#### Supplied data:
** begin **

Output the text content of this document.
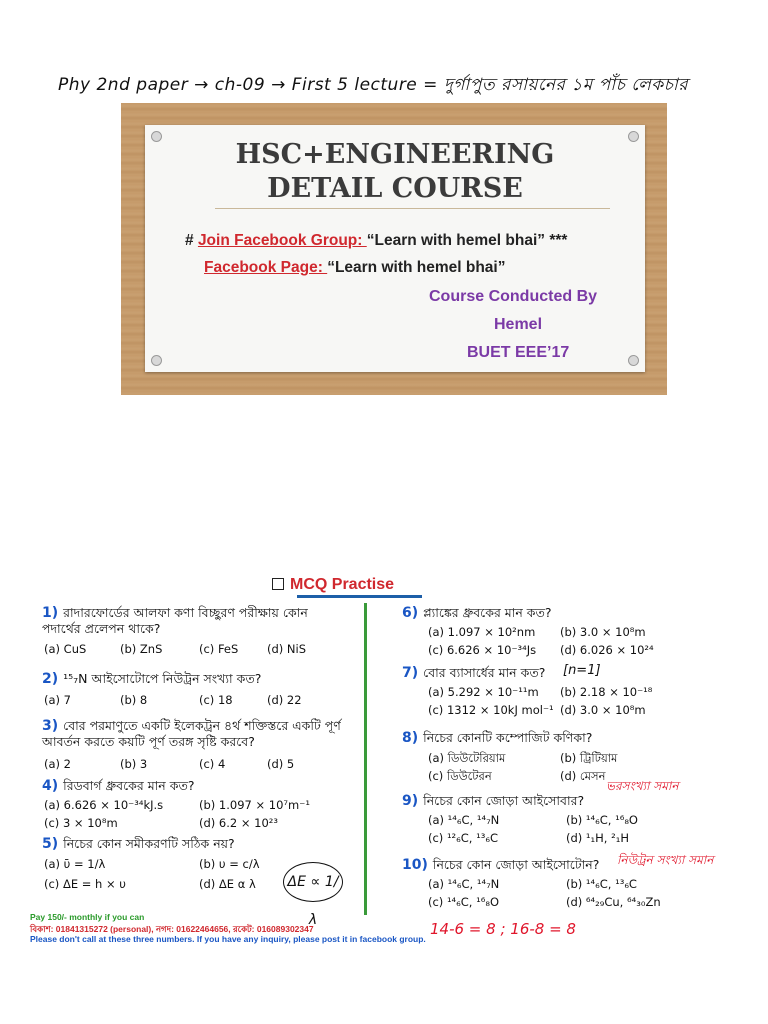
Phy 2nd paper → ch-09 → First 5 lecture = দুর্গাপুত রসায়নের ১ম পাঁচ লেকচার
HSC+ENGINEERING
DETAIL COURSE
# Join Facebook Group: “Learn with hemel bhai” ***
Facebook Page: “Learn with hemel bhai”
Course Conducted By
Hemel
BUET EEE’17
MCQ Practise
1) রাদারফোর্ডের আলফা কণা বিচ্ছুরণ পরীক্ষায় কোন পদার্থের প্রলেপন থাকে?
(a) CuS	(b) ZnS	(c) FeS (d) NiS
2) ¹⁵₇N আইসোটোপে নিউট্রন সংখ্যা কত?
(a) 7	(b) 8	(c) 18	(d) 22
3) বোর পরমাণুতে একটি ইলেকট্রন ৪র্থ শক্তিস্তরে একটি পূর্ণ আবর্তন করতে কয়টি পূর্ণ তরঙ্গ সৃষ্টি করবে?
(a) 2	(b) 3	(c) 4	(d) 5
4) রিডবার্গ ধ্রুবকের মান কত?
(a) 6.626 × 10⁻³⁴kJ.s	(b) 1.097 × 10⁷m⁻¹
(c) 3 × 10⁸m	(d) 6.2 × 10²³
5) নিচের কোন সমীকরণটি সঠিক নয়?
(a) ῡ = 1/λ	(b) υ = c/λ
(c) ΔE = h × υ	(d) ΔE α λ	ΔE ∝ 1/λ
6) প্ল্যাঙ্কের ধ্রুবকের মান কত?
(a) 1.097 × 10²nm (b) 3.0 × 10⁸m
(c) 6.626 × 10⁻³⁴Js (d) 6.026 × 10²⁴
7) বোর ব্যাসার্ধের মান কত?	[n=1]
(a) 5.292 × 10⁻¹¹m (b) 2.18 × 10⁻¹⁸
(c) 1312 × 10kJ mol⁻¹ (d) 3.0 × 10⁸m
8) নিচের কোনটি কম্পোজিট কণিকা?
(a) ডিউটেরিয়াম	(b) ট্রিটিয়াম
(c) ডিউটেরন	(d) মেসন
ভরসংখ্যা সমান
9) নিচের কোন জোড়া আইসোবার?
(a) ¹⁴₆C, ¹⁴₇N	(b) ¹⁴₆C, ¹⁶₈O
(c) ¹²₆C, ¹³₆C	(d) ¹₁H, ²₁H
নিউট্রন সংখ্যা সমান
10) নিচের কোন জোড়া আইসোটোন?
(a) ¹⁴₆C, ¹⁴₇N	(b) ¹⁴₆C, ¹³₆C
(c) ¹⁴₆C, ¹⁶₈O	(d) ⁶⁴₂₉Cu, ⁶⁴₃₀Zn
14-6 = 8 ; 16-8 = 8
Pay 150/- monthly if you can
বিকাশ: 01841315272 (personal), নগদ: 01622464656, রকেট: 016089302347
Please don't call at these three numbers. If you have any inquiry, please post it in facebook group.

** end **

#### Problem requirements:
Transcribe all the data word for word; the images stay out.

#### Answer:
Output the text content of this document.
Phy 2nd paper → ch-09 → First 5 lecture = দুর্গাপুত রসায়নের ১ম পাঁচ লেকচার
HSC+ENGINEERING
DETAIL COURSE
# Join Facebook Group: “Learn with hemel bhai” ***
Facebook Page: “Learn with hemel bhai”
Course Conducted By
Hemel
BUET EEE’17
MCQ Practise
1) রাদারফোর্ডের আলফা কণা বিচ্ছুরণ পরীক্ষায় কোন পদার্থের প্রলেপন থাকে?
(a) CuS	(b) ZnS	(c) FeS (d) NiS
2) ¹⁵₇N আইসোটোপে নিউট্রন সংখ্যা কত?
(a) 7	(b) 8	(c) 18	(d) 22
3) বোর পরমাণুতে একটি ইলেকট্রন ৪র্থ শক্তিস্তরে একটি পূর্ণ আবর্তন করতে কয়টি পূর্ণ তরঙ্গ সৃষ্টি করবে?
(a) 2	(b) 3	(c) 4	(d) 5
4) রিডবার্গ ধ্রুবকের মান কত?
(a) 6.626 × 10⁻³⁴kJ.s	(b) 1.097 × 10⁷m⁻¹
(c) 3 × 10⁸m	(d) 6.2 × 10²³
5) নিচের কোন সমীকরণটি সঠিক নয়?
(a) ῡ = 1/λ	(b) υ = c/λ
(c) ΔE = h × υ	(d) ΔE α λ	ΔE ∝ 1/λ
6) প্ল্যাঙ্কের ধ্রুবকের মান কত?
(a) 1.097 × 10²nm (b) 3.0 × 10⁸m
(c) 6.626 × 10⁻³⁴Js (d) 6.026 × 10²⁴
7) বোর ব্যাসার্ধের মান কত?	[n=1]
(a) 5.292 × 10⁻¹¹m (b) 2.18 × 10⁻¹⁸
(c) 1312 × 10kJ mol⁻¹ (d) 3.0 × 10⁸m
8) নিচের কোনটি কম্পোজিট কণিকা?
(a) ডিউটেরিয়াম	(b) ট্রিটিয়াম
(c) ডিউটেরন	(d) মেসন
ভরসংখ্যা সমান
9) নিচের কোন জোড়া আইসোবার?
(a) ¹⁴₆C, ¹⁴₇N	(b) ¹⁴₆C, ¹⁶₈O
(c) ¹²₆C, ¹³₆C	(d) ¹₁H, ²₁H
নিউট্রন সংখ্যা সমান
10) নিচের কোন জোড়া আইসোটোন?
(a) ¹⁴₆C, ¹⁴₇N	(b) ¹⁴₆C, ¹³₆C
(c) ¹⁴₆C, ¹⁶₈O	(d) ⁶⁴₂₉Cu, ⁶⁴₃₀Zn
14-6 = 8 ; 16-8 = 8
Pay 150/- monthly if you can
বিকাশ: 01841315272 (personal), নগদ: 01622464656, রকেট: 016089302347
Please don't call at these three numbers. If you have any inquiry, please post it in facebook group.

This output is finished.